* [Structured figure records]:
begin
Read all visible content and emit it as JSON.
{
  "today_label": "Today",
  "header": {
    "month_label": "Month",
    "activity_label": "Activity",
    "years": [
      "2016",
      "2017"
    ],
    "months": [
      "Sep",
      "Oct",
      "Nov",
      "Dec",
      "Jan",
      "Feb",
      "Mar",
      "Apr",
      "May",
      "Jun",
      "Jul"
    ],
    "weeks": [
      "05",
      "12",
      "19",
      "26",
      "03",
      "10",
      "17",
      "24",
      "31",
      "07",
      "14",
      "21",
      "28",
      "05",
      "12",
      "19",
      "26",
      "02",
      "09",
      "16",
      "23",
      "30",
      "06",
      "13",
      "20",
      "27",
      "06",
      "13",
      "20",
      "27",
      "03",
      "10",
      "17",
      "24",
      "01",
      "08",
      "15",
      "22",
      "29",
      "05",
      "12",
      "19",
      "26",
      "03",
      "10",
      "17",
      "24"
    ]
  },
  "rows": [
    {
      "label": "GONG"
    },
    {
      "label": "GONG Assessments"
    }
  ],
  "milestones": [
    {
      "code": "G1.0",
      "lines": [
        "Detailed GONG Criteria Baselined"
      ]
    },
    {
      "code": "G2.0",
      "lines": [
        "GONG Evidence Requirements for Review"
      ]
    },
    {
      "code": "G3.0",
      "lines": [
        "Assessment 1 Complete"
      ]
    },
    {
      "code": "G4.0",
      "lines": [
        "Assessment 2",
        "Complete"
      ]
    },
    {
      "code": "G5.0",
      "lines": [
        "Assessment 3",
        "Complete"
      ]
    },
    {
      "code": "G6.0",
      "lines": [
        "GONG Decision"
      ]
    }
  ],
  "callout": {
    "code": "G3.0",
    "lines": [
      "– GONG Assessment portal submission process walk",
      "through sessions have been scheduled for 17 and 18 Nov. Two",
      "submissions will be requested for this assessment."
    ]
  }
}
end
* [Given exercise]:
Extract all of the data shown above and repeat it verbatim.

* [Response below]:
Read all visible content and emit it as JSON.
{
  "today_label": "Today",
  "header": {
    "month_label": "Month",
    "activity_label": "Activity",
    "years": [
      "2016",
      "2017"
    ],
    "months": [
      "Sep",
      "Oct",
      "Nov",
      "Dec",
      "Jan",
      "Feb",
      "Mar",
      "Apr",
      "May",
      "Jun",
      "Jul"
    ],
    "weeks": [
      "05",
      "12",
      "19",
      "26",
      "03",
      "10",
      "17",
      "24",
      "31",
      "07",
      "14",
      "21",
      "28",
      "05",
      "12",
      "19",
      "26",
      "02",
      "09",
      "16",
      "23",
      "30",
      "06",
      "13",
      "20",
      "27",
      "06",
      "13",
      "20",
      "27",
      "03",
      "10",
      "17",
      "24",
      "01",
      "08",
      "15",
      "22",
      "29",
      "05",
      "12",
      "19",
      "26",
      "03",
      "10",
      "17",
      "24"
    ]
  },
  "rows": [
    {
      "label": "GONG"
    },
    {
      "label": "GONG Assessments"
    }
  ],
  "milestones": [
    {
      "code": "G1.0",
      "lines": [
        "Detailed GONG Criteria Baselined"
      ]
    },
    {
      "code": "G2.0",
      "lines": [
        "GONG Evidence Requirements for Review"
      ]
    },
    {
      "code": "G3.0",
      "lines": [
        "Assessment 1 Complete"
      ]
    },
    {
      "code": "G4.0",
      "lines": [
        "Assessment 2",
        "Complete"
      ]
    },
    {
      "code": "G5.0",
      "lines": [
        "Assessment 3",
        "Complete"
      ]
    },
    {
      "code": "G6.0",
      "lines": [
        "GONG Decision"
      ]
    }
  ],
  "callout": {
    "code": "G3.0",
    "lines": [
      "– GONG Assessment portal submission process walk",
      "through sessions have been scheduled for 17 and 18 Nov. Two",
      "submissions will be requested for this assessment."
    ]
  }
}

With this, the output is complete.